Given problem:
Pictures do not belong in your copy. Repeat all the other data exactly.

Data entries

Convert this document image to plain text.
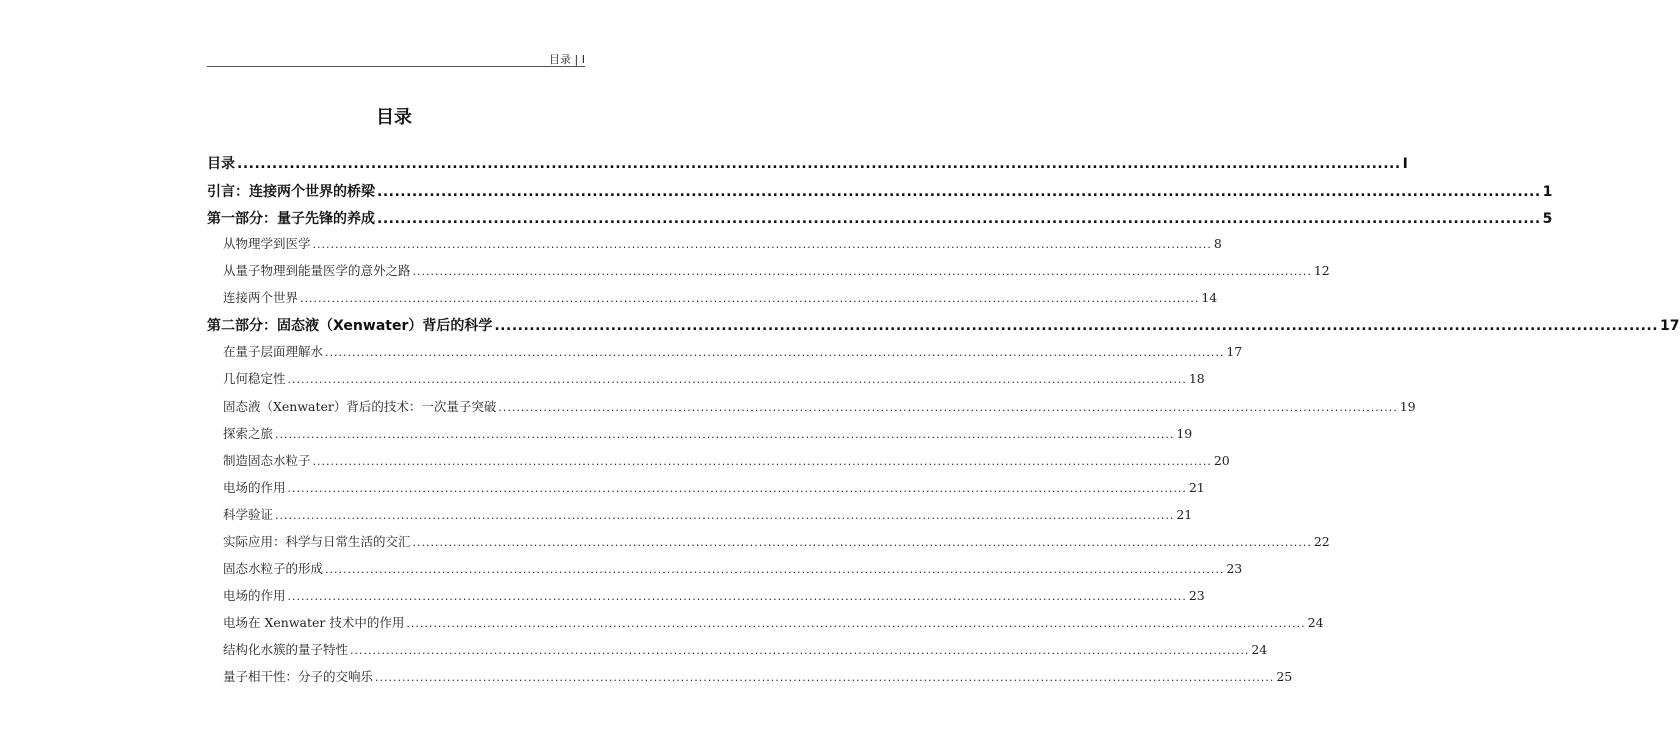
目录 | I
目录
目录 ........................................................................................................................................................................................................ I
引言：连接两个世界的桥梁 ........................................................................................................................................................................................................ 1
第一部分：量子先锋的养成 ........................................................................................................................................................................................................ 5
从物理学到医学 ........................................................................................................................................................................................................ 8
从量子物理到能量医学的意外之路 ........................................................................................................................................................................................................ 12
连接两个世界 ........................................................................................................................................................................................................ 14
第二部分：固态液（Xenwater）背后的科学 ........................................................................................................................................................................................................ 17
在量子层面理解水 ........................................................................................................................................................................................................ 17
几何稳定性 ........................................................................................................................................................................................................ 18
固态液（Xenwater）背后的技术：一次量子突破 ........................................................................................................................................................................................................ 19
探索之旅 ........................................................................................................................................................................................................ 19
制造固态水粒子 ........................................................................................................................................................................................................ 20
电场的作用 ........................................................................................................................................................................................................ 21
科学验证 ........................................................................................................................................................................................................ 21
实际应用：科学与日常生活的交汇 ........................................................................................................................................................................................................ 22
固态水粒子的形成 ........................................................................................................................................................................................................ 23
电场的作用 ........................................................................................................................................................................................................ 23
电场在 Xenwater 技术中的作用 ........................................................................................................................................................................................................ 24
结构化水簇的量子特性 ........................................................................................................................................................................................................ 24
量子相干性：分子的交响乐 ........................................................................................................................................................................................................ 25
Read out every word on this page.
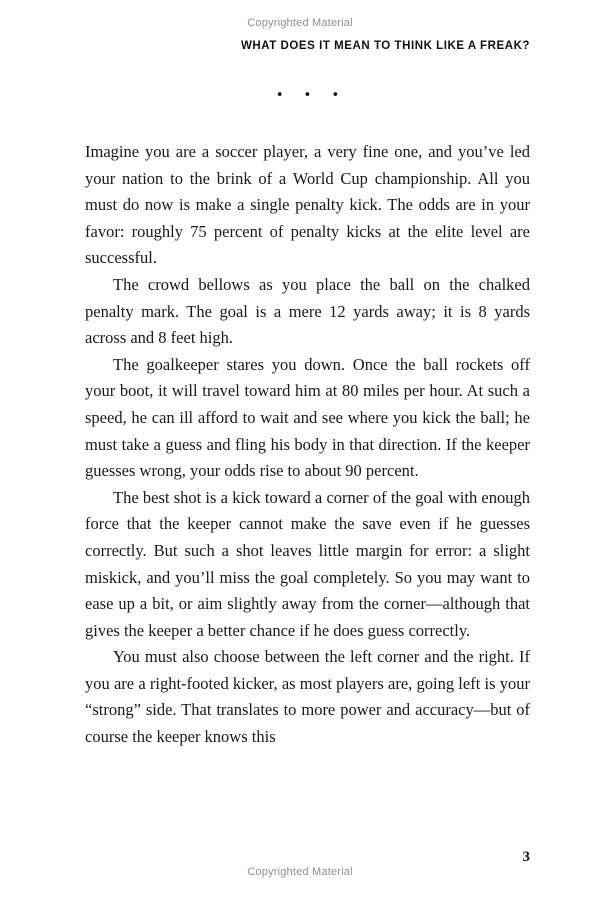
Copyrighted Material
WHAT DOES IT MEAN TO THINK LIKE A FREAK?
• • •

Imagine you are a soccer player, a very fine one, and you’ve led your nation to the brink of a World Cup championship. All you must do now is make a single penalty kick. The odds are in your favor: roughly 75 percent of penalty kicks at the elite level are successful.

The crowd bellows as you place the ball on the chalked penalty mark. The goal is a mere 12 yards away; it is 8 yards across and 8 feet high.

The goalkeeper stares you down. Once the ball rockets off your boot, it will travel toward him at 80 miles per hour. At such a speed, he can ill afford to wait and see where you kick the ball; he must take a guess and fling his body in that direction. If the keeper guesses wrong, your odds rise to about 90 percent.

The best shot is a kick toward a corner of the goal with enough force that the keeper cannot make the save even if he guesses correctly. But such a shot leaves little margin for error: a slight miskick, and you’ll miss the goal completely. So you may want to ease up a bit, or aim slightly away from the corner—although that gives the keeper a better chance if he does guess correctly.

You must also choose between the left corner and the right. If you are a right-footed kicker, as most players are, going left is your “strong” side. That translates to more power and accuracy—but of course the keeper knows this

3
Copyrighted Material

Answer to this exercise:
Convert this document image to plain text.
目录 | I
目录
目录 ........................................................................................................................................................................................................ I
引言：连接两个世界的桥梁 ........................................................................................................................................................................................................ 1
第一部分：量子先锋的养成 ........................................................................................................................................................................................................ 5
从物理学到医学 ........................................................................................................................................................................................................ 8
从量子物理到能量医学的意外之路 ........................................................................................................................................................................................................ 12
连接两个世界 ........................................................................................................................................................................................................ 14
第二部分：固态液（Xenwater）背后的科学 ........................................................................................................................................................................................................ 17
在量子层面理解水 ........................................................................................................................................................................................................ 17
几何稳定性 ........................................................................................................................................................................................................ 18
固态液（Xenwater）背后的技术：一次量子突破 ........................................................................................................................................................................................................ 19
探索之旅 ........................................................................................................................................................................................................ 19
制造固态水粒子 ........................................................................................................................................................................................................ 20
电场的作用 ........................................................................................................................................................................................................ 21
科学验证 ........................................................................................................................................................................................................ 21
实际应用：科学与日常生活的交汇 ........................................................................................................................................................................................................ 22
固态水粒子的形成 ........................................................................................................................................................................................................ 23
电场的作用 ........................................................................................................................................................................................................ 23
电场在 Xenwater 技术中的作用 ........................................................................................................................................................................................................ 24
结构化水簇的量子特性 ........................................................................................................................................................................................................ 24
量子相干性：分子的交响乐 ........................................................................................................................................................................................................ 25
Read out every word on this page.
Copyrighted Material
WHAT DOES IT MEAN TO THINK LIKE A FREAK?
• • •

Imagine you are a soccer player, a very fine one, and you’ve led your nation to the brink of a World Cup championship. All you must do now is make a single penalty kick. The odds are in your favor: roughly 75 percent of penalty kicks at the elite level are successful.

The crowd bellows as you place the ball on the chalked penalty mark. The goal is a mere 12 yards away; it is 8 yards across and 8 feet high.

The goalkeeper stares you down. Once the ball rockets off your boot, it will travel toward him at 80 miles per hour. At such a speed, he can ill afford to wait and see where you kick the ball; he must take a guess and fling his body in that direction. If the keeper guesses wrong, your odds rise to about 90 percent.

The best shot is a kick toward a corner of the goal with enough force that the keeper cannot make the save even if he guesses correctly. But such a shot leaves little margin for error: a slight miskick, and you’ll miss the goal completely. So you may want to ease up a bit, or aim slightly away from the corner—although that gives the keeper a better chance if he does guess correctly.

You must also choose between the left corner and the right. If you are a right-footed kicker, as most players are, going left is your “strong” side. That translates to more power and accuracy—but of course the keeper knows this

3
Copyrighted Material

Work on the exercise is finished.